_Texte proposé_
○ ○ ○
Fort de dix ans d'expérience dans le tatouage, Adrian Rod, originaire du Venezuela, est déjà, à seulement 35 ans, considéré comme un véritable maître du réalisme. Cette expertise technique, qu'il a développée en autodidacte, s'est affinée au fil des années, notamment grâce à son étude approfondie des grands maîtres de la peinture baroque, dont il a tiré des enseignements précieux sur l'usage de la lumière et son rôle fondamental dans l'art.

Tu as appris le tatouage tout seul, comment cela s'est-il passé pour toi ?

Mon parcours dans le tatouage s'est fait en autodidacte. Depuis mon plus jeune âge, j'ai toujours été attiré par l'art, en particulier le graffiti et le design numérique. Cette passion m'a amené à explorer le tatouage comme une forme d'expression plus permanente et plus personnelle. J'ai commencé à pratiquer avec des amis et, avec le temps, j'ai perfectionné ma technique jusqu'à en faire ma profession.

As-tu suivi une formation artistique ?
○ ○ ○
_Consigne écrite A_
Résumez en deux phrases l'entretien avec Adrian Rod.
_Consigne écrite B_
D'après l'entretien avec Adrian Rod, répondez brièvement aux questions suivantes.
(i) De quel pays Adrian Rod est-il originaire ?
(ii) L'étude de quels peintres lui a appris l'usage de la lumière ?
(iii) Avec qui a-t-il commencé à pratiquer le tatouage ?
_Consigne écrite C_
Prolongez l'entretien avec Adrian Rod à la suite de sa dernière phrase.
○ ○ ○
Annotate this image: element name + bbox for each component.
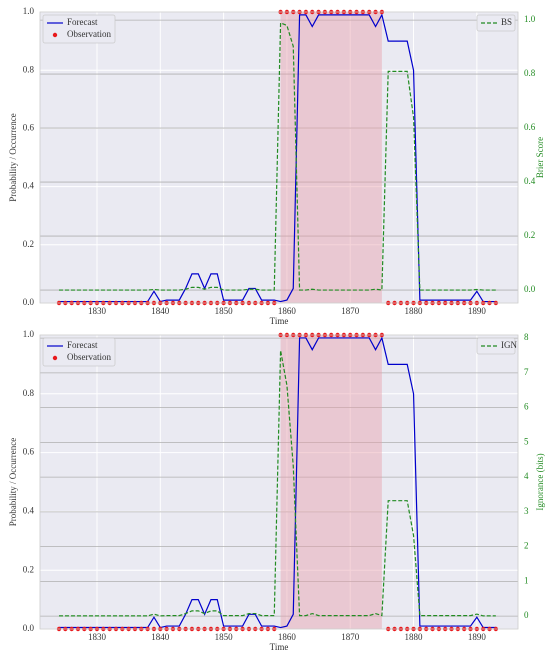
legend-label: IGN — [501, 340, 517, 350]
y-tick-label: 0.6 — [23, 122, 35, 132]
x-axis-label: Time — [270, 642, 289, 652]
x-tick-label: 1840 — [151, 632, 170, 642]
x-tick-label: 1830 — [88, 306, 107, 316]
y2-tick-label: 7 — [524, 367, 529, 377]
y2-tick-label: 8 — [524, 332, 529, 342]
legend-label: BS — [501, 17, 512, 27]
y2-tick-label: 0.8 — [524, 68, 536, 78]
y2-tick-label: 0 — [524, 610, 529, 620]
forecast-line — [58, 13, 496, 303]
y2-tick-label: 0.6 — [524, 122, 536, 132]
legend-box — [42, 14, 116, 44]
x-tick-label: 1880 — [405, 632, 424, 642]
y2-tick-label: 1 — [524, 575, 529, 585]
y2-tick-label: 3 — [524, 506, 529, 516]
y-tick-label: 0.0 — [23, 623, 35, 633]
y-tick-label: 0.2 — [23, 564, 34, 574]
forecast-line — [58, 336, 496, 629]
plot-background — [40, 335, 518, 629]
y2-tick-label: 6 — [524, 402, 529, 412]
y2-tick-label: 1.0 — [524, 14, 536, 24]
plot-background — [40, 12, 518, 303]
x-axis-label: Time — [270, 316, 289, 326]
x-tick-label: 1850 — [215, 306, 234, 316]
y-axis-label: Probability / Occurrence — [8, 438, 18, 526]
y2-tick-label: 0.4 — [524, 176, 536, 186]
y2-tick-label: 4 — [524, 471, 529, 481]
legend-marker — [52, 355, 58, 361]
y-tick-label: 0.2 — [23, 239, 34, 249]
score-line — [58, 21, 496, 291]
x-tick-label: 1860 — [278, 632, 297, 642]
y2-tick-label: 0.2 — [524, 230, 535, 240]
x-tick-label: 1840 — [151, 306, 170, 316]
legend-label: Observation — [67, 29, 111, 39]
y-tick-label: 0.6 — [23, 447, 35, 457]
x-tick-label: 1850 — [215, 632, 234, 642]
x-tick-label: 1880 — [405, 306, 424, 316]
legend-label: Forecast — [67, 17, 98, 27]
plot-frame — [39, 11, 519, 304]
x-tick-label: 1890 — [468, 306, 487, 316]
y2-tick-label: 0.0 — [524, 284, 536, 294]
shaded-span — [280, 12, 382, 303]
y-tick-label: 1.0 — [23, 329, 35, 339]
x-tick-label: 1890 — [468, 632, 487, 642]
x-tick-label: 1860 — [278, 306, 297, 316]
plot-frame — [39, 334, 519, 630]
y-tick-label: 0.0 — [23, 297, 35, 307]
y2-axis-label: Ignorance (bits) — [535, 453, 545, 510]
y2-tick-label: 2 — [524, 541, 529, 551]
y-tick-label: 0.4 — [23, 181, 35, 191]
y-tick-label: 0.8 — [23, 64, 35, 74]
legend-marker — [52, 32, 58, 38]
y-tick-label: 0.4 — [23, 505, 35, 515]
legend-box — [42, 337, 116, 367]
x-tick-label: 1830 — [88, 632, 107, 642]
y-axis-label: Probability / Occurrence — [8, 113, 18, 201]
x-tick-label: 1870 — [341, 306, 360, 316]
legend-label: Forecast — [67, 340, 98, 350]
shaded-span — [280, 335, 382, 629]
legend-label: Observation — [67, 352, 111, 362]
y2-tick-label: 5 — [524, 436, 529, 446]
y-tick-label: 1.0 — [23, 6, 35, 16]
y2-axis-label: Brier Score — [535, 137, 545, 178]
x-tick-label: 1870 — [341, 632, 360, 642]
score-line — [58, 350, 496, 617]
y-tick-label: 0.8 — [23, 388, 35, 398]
○ ○ ○
_Résultat attendu A_
Adrian Rod, tatoueur originaire du Venezuela, a dix ans d'expérience et est déjà considéré à 35 ans comme un maître du réalisme, grâce notamment à son étude des grands maîtres de la peinture baroque et de leur usage de la lumière. Autodidacte attiré dès son plus jeune âge par le graffiti et le design numérique, il a commencé à pratiquer avec des amis et a perfectionné sa technique jusqu'à en faire sa profession.

_Résultat attendu B_
(i) Du Venezuela.
(ii) Des grands maîtres de la peinture baroque.
(iii) Avec des amis.

_Résultat attendu C_
Bien que je n'aie pas suivi de formation artistique formelle, j'ai toujours été un fervent étudiant de l'art. J'ai consacré du temps à l'étude d'œuvres classiques et contemporaines, et j'ai pris des cours de peinture avec des professeurs qui ont considérablement influencé mon style et ma technique.

À quoi ressemblait la scène du tatouage au Vénézuela lorsque tu as commencé ?

Lorsque j'ai débuté dans le monde du tatouage, la situation était très différente de celle d'aujourd'hui. Il y avait moins d'accès à l'information et aux ressources, ce qui rendait l'apprentissage plus difficile. Cependant, ce défi m'a poussé à rechercher une communauté plus unie et plus collaborative parmi les artistes.

Comment abordes-tu le réalisme, en copiant ?

En ce qui concerne le réalisme, mon approche va au-delà de la simple copie. Je m'efforce de capturer l'essence et l'émotion du sujet, en interprétant les détails et en jouant avec la lumière, les ombres et les contrastes pour donner vie à l'image sur la peau. Pour moi, plus qu'une simple « ressemblance », il faut transmettre et anatomiser, la composition doit être adaptée au corps, presque comme si la personne était née avec le tatouage. Le contraste n'est pas seulement une question d'ombre et de lumière, il concerne aussi les volumes et les textures. Lorsqu'il y a un bon équilibre entre eux, l'œuvre est plus lisible et plus harmonieuse.

Tu es ensuite venu en Europe avec des objectifs très clairs pour ta carrière, peux-tu nous en parler ?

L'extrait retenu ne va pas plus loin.